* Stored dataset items
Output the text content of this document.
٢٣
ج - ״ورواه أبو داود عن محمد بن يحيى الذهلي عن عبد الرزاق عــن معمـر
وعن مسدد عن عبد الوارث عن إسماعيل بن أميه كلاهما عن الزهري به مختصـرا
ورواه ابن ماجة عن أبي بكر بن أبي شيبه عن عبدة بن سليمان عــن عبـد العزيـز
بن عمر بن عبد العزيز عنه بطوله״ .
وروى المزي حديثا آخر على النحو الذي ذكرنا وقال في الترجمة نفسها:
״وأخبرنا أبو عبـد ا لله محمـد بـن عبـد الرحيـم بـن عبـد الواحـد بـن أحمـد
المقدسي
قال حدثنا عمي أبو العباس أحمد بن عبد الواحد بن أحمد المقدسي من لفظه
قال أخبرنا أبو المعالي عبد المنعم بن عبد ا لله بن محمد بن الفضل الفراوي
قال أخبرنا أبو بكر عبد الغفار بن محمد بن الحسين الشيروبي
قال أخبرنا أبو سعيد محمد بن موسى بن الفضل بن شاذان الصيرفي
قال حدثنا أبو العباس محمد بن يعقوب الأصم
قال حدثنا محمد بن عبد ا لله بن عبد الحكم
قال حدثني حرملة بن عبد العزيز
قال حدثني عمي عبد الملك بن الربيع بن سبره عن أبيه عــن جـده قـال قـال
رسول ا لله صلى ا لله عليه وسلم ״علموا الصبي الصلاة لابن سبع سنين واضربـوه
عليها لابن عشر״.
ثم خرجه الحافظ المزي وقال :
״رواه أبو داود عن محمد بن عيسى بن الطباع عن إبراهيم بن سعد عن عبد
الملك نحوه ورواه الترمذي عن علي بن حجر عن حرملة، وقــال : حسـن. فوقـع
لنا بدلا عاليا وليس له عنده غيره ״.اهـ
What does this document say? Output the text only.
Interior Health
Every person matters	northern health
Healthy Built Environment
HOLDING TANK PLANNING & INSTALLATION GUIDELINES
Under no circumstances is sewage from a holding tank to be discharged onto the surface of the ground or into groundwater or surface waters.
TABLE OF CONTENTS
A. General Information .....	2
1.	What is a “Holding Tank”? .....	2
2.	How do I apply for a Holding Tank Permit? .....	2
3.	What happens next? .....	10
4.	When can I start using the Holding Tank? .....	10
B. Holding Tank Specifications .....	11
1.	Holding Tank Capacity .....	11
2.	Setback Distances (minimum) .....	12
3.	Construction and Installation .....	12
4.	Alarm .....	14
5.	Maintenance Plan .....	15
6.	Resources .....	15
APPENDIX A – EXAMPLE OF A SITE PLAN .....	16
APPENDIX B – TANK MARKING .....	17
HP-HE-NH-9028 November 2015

* Directions for this task
Report how many lines in the listing include the word "حرملة". Give nothing but the count.

* The reply
2